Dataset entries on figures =
════════
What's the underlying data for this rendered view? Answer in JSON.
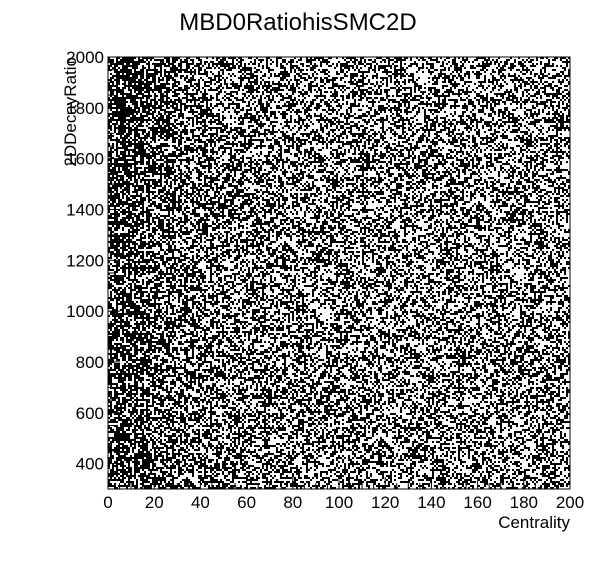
{
  "chart_data": {
    "type": "heatmap",
    "title": "MBD0RatiohisSMC2D",
    "xlabel": "Centrality",
    "ylabel": "2DDecayRatio",
    "xlim": [
      0,
      200
    ],
    "ylim": [
      300,
      2000
    ],
    "x_ticks": [
      0,
      20,
      40,
      60,
      80,
      100,
      120,
      140,
      160,
      180,
      200
    ],
    "y_ticks": [
      400,
      600,
      800,
      1000,
      1200,
      1400,
      1600,
      1800,
      2000
    ],
    "grid": false,
    "legend": "none",
    "colors": {
      "marker": "#000000",
      "background": "#ffffff",
      "frame": "#000000"
    },
    "density_profile": {
      "description_units": "fraction of cells filled, by centrality (x) value",
      "x": [
        0,
        5,
        10,
        15,
        20,
        30,
        40,
        60,
        100,
        150,
        200
      ],
      "fill_fraction": [
        0.62,
        0.72,
        0.7,
        0.64,
        0.58,
        0.55,
        0.52,
        0.48,
        0.46,
        0.45,
        0.45
      ]
    }
  }
}
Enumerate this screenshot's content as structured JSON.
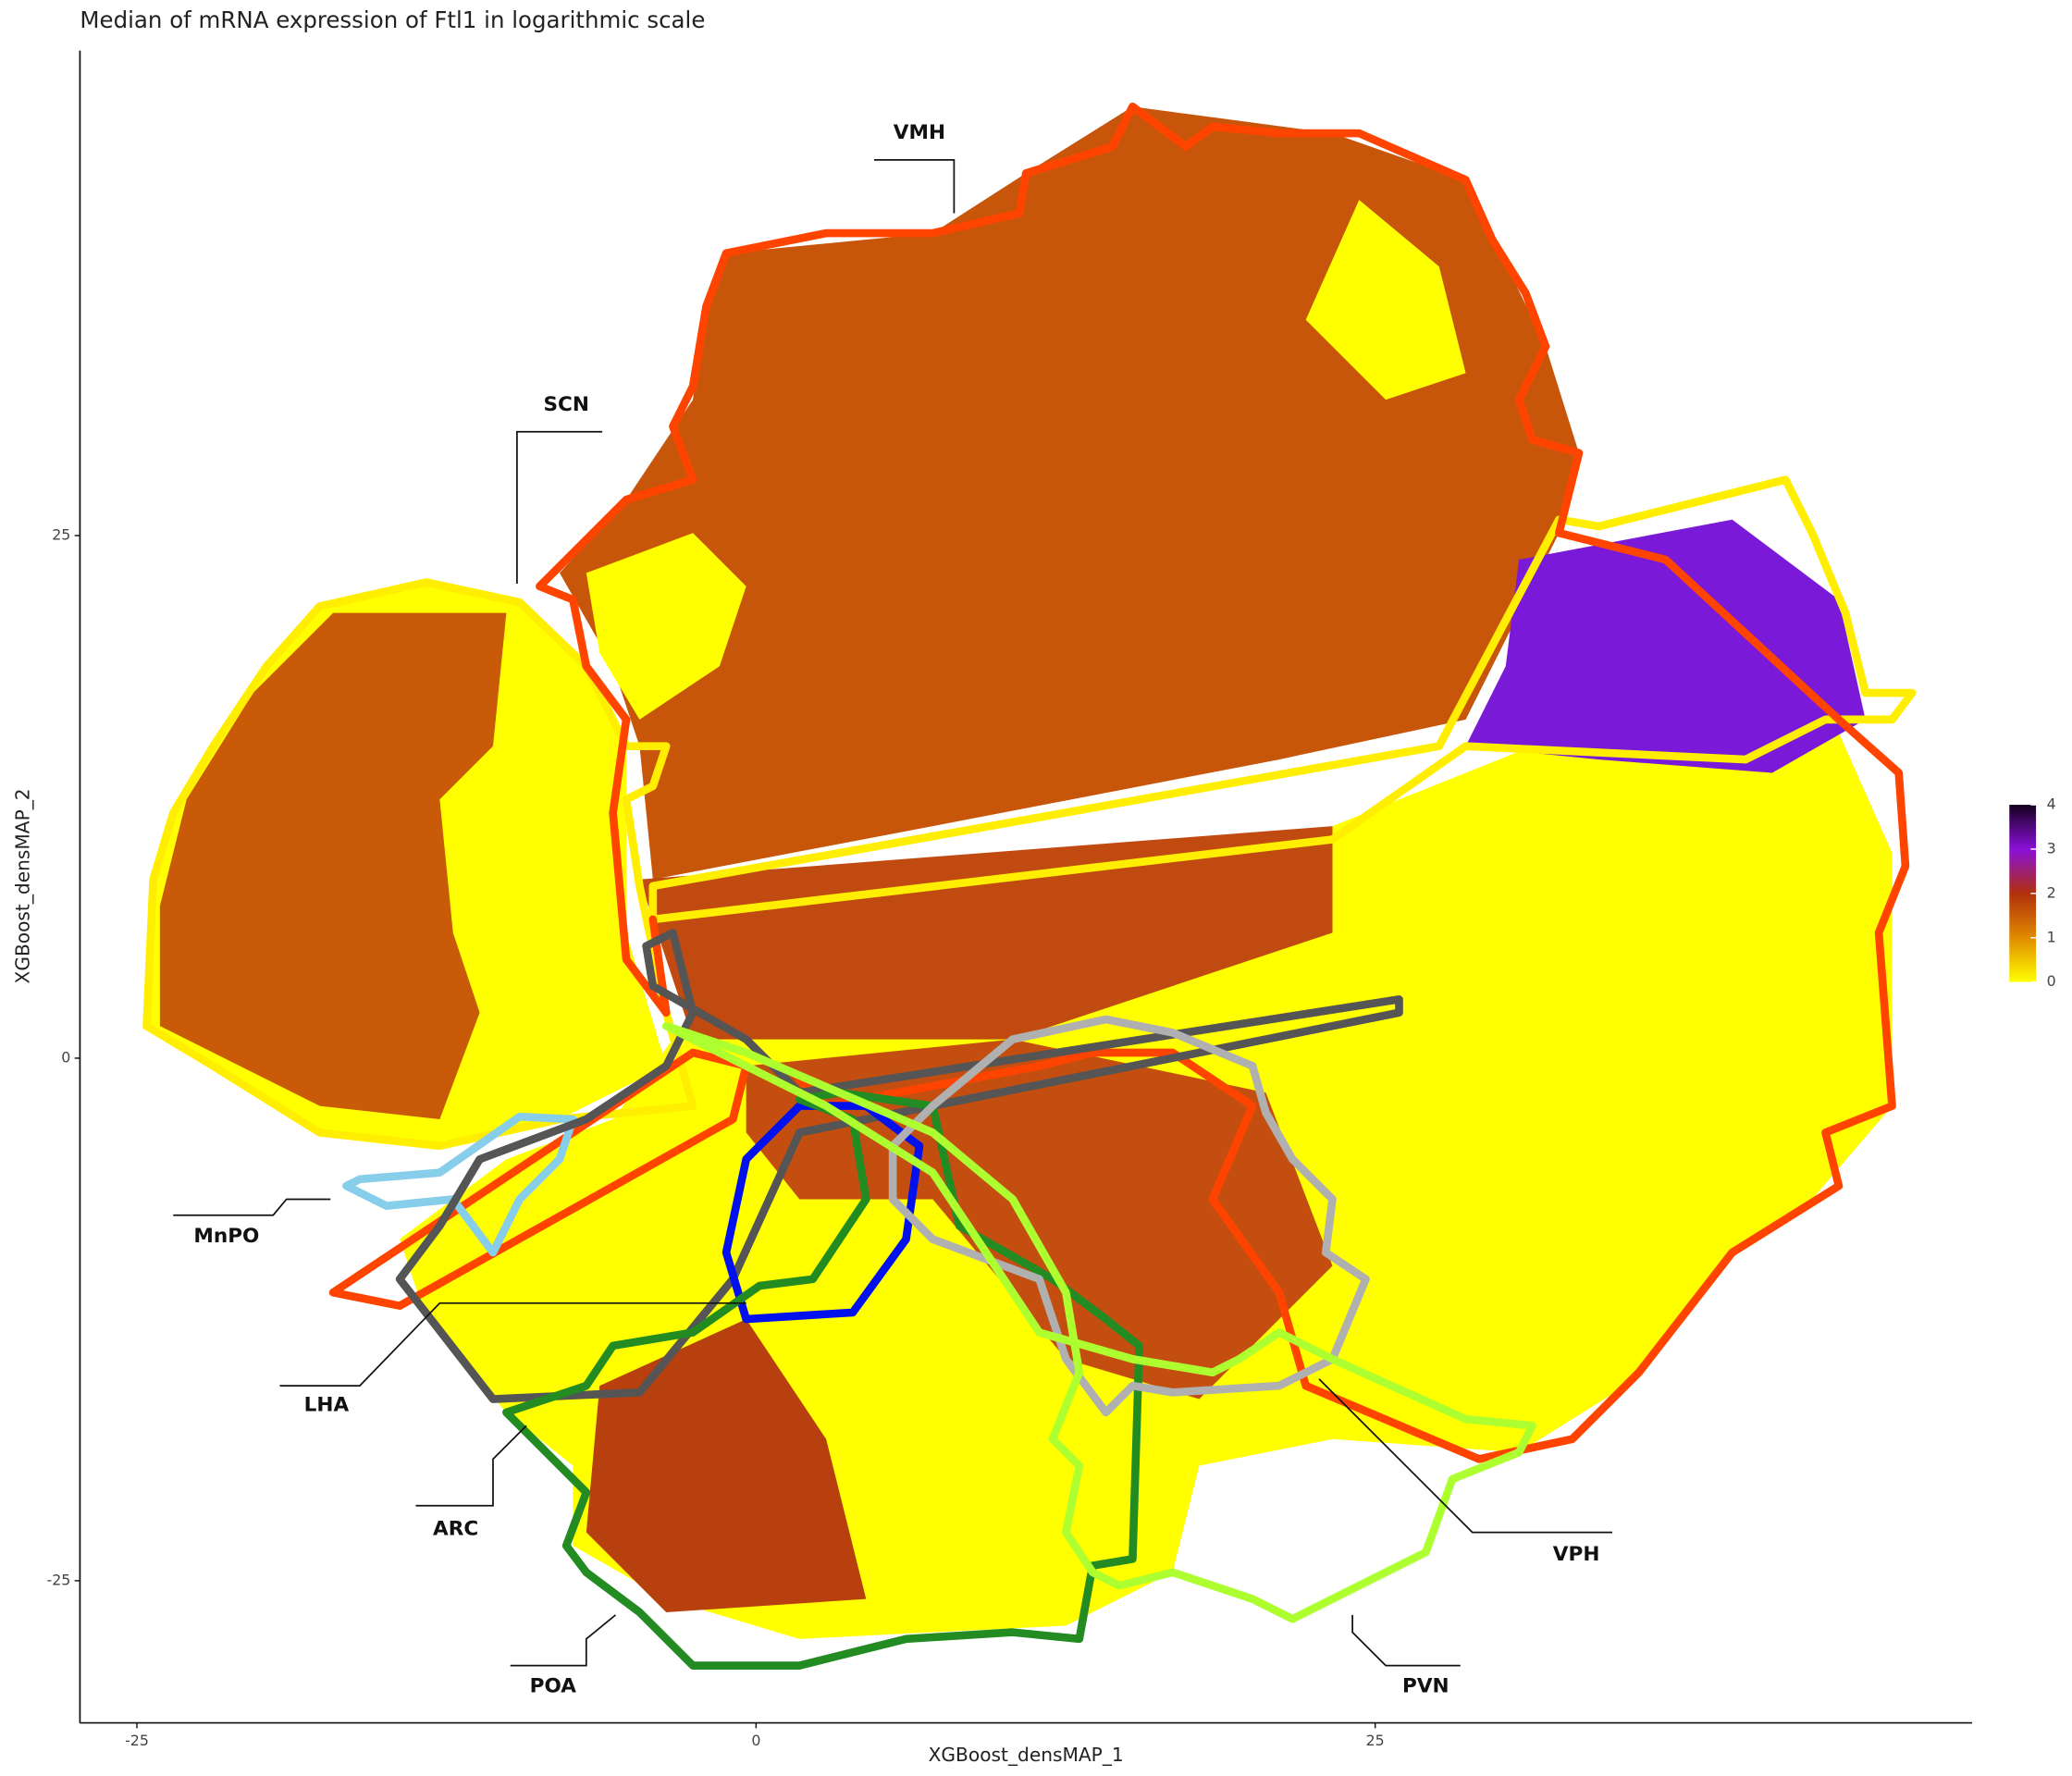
{
  "chart_data": {
    "type": "hexbin",
    "title": "Median of mRNA expression of Ftl1 in logarithmic scale",
    "x_label": "XGBoost_densMAP_1",
    "y_label": "XGBoost_densMAP_2",
    "xlim": [
      -27.3,
      49.1
    ],
    "ylim": [
      -31.8,
      48.2
    ],
    "xticks": [
      -25,
      0,
      25
    ],
    "yticks": [
      -25,
      0,
      25
    ],
    "colorlim": [
      0,
      4
    ],
    "colorticks": [
      0,
      1,
      2,
      3,
      4
    ],
    "colorscale": [
      "#ffff00",
      "#e08a00",
      "#b0300c",
      "#8a10d8",
      "#14001e"
    ],
    "annotations": [
      "VMH",
      "SCN",
      "MnPO",
      "LHA",
      "ARC",
      "POA",
      "VPH",
      "PVN"
    ]
  }
}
════════
GOAL OF THE EXERCISE =
The answer should consist only of the lines from the line with "Enumerate this screenshot's" through the last line of the data, repeated exactly; pictures stay out.

OUTPUT BELOW =
Enumerate this screenshot's content as structured JSON.
{
  "chart_data": {
    "type": "hexbin",
    "title": "Median of mRNA expression of Ftl1 in logarithmic scale",
    "x_label": "XGBoost_densMAP_1",
    "y_label": "XGBoost_densMAP_2",
    "xlim": [
      -27.3,
      49.1
    ],
    "ylim": [
      -31.8,
      48.2
    ],
    "xticks": [
      -25,
      0,
      25
    ],
    "yticks": [
      -25,
      0,
      25
    ],
    "colorlim": [
      0,
      4
    ],
    "colorticks": [
      0,
      1,
      2,
      3,
      4
    ],
    "colorscale": [
      "#ffff00",
      "#e08a00",
      "#b0300c",
      "#8a10d8",
      "#14001e"
    ],
    "annotations": [
      "VMH",
      "SCN",
      "MnPO",
      "LHA",
      "ARC",
      "POA",
      "VPH",
      "PVN"
    ]
  }
}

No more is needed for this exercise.